Data entries:
--------------------------------------------------
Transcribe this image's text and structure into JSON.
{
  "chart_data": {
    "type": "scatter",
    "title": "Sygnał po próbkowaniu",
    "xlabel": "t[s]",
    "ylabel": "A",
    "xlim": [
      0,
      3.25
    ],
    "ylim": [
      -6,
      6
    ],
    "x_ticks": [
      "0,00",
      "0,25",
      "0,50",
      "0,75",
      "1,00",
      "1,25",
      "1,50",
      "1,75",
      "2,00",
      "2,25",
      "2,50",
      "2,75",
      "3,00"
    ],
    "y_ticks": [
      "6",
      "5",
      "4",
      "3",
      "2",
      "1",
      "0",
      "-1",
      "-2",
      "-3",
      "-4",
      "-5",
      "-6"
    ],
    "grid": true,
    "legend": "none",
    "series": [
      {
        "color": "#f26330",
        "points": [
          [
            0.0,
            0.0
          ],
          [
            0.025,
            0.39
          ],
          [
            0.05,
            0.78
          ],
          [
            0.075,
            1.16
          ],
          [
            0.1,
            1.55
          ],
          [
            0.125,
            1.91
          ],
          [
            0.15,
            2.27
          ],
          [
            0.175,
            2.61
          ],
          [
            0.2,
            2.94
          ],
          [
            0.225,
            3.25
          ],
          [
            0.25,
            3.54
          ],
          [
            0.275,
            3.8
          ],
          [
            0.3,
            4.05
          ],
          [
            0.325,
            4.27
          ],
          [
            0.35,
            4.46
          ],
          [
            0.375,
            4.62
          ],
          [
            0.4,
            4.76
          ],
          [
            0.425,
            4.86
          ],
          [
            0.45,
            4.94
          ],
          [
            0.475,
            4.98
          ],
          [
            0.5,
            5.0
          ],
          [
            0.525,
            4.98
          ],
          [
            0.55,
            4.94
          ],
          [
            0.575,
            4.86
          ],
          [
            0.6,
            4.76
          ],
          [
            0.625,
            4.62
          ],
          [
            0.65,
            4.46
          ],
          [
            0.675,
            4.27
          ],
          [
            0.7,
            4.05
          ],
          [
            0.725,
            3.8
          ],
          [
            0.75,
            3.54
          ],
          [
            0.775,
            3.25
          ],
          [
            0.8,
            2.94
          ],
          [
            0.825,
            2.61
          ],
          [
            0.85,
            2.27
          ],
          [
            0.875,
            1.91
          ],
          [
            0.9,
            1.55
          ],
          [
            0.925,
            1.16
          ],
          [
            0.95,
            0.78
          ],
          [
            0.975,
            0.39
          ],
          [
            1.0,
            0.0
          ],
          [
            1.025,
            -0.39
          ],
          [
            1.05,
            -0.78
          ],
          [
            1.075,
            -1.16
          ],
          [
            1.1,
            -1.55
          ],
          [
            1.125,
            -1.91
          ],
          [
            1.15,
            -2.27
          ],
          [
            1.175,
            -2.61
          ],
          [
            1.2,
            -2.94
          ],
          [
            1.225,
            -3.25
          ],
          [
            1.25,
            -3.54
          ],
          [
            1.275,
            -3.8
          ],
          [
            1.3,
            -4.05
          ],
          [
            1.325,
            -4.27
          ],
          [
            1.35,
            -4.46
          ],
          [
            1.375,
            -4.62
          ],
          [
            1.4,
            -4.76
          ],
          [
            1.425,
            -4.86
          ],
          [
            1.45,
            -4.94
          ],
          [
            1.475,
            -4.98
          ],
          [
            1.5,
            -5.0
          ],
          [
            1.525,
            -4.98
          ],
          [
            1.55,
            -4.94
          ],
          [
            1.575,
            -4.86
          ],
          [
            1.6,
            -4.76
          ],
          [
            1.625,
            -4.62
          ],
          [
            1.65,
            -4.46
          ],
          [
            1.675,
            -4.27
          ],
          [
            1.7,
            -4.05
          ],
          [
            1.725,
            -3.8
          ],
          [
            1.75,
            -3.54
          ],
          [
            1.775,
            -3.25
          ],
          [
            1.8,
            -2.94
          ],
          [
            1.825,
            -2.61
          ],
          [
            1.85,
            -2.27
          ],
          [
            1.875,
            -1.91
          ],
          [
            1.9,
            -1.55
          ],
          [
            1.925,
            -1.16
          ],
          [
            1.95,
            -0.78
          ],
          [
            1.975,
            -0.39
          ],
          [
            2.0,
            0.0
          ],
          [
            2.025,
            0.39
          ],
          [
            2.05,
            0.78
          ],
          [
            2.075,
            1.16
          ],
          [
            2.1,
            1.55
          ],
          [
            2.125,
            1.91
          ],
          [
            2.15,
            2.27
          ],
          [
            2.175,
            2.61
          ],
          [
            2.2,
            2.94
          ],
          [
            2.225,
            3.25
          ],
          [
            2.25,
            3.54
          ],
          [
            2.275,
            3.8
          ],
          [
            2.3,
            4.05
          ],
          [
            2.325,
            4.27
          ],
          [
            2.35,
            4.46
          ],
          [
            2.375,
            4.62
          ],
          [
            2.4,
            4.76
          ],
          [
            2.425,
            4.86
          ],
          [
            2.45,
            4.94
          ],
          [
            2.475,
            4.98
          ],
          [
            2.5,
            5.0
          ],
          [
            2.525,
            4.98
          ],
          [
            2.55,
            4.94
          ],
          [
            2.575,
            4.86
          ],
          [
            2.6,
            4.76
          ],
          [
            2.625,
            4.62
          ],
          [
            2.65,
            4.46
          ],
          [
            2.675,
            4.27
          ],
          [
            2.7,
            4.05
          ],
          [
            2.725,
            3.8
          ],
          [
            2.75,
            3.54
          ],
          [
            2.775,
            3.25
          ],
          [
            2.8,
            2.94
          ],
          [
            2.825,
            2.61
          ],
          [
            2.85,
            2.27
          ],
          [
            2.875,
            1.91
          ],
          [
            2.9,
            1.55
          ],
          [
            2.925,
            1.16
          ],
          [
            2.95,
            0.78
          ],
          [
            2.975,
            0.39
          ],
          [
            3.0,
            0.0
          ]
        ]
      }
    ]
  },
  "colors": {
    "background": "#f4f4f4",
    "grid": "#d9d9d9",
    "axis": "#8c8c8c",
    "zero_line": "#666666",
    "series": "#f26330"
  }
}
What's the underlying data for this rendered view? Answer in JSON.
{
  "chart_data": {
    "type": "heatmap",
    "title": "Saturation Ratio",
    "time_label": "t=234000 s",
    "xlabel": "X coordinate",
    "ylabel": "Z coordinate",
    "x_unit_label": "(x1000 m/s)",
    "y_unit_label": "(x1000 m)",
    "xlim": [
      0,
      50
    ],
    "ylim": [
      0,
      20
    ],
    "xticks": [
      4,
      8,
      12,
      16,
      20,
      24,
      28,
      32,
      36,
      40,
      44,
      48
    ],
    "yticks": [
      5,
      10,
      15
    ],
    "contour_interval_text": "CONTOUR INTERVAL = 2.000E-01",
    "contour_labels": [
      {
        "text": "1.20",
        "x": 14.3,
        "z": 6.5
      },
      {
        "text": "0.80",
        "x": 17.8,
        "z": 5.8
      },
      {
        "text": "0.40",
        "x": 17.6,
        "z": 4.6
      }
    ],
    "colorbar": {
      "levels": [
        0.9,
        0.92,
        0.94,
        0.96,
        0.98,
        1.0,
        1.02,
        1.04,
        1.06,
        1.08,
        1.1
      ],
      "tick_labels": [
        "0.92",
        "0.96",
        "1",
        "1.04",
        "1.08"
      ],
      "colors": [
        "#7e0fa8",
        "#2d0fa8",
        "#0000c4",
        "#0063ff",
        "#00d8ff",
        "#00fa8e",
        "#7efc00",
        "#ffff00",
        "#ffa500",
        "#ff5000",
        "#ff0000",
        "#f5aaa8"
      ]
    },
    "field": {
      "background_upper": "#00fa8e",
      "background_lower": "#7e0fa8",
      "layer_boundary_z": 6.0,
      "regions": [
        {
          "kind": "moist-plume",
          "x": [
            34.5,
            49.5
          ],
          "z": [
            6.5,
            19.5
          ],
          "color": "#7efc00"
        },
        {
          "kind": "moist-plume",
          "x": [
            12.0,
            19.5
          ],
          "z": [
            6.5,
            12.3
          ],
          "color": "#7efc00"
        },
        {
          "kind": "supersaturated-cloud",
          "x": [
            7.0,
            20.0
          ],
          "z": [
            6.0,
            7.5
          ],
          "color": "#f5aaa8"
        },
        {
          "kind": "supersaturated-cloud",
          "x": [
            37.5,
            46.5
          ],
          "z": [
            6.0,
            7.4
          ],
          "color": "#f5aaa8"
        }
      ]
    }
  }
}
--------------------------------------------------
[GIVEN PROBLEM]
Take every line from the records above that has the word "title" and copy it.

[OUTPUT BELOW]
    "title": "Sygnał po próbkowaniu",
    "title": "Saturation Ratio",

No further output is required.